Exercise instructions:
Bring together all lines of the material below that contain the string "certification".

|---|

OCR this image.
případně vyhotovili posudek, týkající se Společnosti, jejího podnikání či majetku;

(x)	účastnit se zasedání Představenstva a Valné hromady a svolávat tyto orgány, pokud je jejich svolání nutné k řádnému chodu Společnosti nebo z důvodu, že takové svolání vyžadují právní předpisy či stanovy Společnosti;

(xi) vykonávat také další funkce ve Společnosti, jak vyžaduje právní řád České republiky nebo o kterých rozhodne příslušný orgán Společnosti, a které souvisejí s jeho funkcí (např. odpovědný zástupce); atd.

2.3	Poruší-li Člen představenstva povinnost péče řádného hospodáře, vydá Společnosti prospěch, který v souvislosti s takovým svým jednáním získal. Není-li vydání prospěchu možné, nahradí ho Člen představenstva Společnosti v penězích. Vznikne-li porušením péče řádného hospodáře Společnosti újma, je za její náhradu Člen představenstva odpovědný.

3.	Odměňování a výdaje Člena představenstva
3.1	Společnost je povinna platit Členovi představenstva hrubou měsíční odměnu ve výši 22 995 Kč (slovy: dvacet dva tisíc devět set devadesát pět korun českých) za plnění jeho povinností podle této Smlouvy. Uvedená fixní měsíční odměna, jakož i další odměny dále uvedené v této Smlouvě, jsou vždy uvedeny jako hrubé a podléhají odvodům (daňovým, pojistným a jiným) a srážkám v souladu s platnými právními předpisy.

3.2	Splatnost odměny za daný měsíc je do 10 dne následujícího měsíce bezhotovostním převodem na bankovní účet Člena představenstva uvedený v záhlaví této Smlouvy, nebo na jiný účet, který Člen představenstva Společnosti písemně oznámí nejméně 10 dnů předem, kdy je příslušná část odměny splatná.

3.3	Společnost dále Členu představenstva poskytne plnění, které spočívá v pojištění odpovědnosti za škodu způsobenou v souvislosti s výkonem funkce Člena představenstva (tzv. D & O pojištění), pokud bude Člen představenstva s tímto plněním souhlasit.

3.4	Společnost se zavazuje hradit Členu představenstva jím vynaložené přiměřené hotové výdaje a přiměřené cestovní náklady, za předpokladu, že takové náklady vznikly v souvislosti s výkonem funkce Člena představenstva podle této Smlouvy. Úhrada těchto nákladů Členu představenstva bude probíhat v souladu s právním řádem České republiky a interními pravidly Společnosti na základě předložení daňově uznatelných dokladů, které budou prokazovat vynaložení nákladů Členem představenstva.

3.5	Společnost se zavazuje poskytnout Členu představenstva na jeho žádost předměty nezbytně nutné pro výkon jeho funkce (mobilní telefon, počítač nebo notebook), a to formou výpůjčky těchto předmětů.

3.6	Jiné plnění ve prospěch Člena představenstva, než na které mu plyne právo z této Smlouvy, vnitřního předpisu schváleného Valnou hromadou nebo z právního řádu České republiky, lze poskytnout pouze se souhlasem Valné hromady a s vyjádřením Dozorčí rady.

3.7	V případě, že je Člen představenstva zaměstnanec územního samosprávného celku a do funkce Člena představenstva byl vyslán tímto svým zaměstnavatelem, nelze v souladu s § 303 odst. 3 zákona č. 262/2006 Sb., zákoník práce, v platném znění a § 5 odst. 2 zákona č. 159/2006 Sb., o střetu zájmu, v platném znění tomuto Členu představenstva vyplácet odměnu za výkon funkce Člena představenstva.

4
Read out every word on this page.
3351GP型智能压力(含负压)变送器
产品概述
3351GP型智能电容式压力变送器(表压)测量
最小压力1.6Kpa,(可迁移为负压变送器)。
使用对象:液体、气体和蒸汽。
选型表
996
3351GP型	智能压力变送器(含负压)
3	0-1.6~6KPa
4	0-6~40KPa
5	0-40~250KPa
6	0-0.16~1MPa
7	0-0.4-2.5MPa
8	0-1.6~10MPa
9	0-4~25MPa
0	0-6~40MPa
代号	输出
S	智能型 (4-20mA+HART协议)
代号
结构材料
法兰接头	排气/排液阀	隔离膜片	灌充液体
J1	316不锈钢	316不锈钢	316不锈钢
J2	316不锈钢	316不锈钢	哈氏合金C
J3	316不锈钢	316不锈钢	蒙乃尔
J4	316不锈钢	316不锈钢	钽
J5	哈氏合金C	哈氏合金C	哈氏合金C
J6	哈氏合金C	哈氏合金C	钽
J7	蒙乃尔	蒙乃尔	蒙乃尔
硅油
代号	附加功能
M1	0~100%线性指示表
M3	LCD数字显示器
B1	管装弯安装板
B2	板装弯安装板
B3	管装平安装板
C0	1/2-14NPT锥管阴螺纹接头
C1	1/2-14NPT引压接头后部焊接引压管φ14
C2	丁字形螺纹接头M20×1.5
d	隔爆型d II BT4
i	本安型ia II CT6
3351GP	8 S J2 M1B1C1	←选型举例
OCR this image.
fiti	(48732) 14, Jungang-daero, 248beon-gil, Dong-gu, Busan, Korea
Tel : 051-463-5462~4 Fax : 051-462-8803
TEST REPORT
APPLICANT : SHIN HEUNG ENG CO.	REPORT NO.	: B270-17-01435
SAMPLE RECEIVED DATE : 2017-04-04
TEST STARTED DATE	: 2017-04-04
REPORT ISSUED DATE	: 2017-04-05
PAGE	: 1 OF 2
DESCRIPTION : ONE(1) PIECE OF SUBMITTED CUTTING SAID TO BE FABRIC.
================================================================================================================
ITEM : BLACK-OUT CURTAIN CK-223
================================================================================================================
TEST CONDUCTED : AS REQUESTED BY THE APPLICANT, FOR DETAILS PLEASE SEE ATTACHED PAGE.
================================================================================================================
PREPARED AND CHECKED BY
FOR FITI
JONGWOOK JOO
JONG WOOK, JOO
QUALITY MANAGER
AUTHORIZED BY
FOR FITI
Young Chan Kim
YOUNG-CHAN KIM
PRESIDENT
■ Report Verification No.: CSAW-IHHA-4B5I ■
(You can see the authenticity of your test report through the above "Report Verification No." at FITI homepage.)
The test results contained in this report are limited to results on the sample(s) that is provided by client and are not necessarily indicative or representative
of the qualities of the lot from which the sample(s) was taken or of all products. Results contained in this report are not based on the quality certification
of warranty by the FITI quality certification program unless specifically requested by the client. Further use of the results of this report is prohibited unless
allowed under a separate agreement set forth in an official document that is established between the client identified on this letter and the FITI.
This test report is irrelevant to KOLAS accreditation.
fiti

|---|

The solution:
of the qualities of the lot from which the sample(s) was taken or of all products. Results contained in this report are not based on the quality certification
of warranty by the FITI quality certification program unless specifically requested by the client. Further use of the results of this report is prohibited unless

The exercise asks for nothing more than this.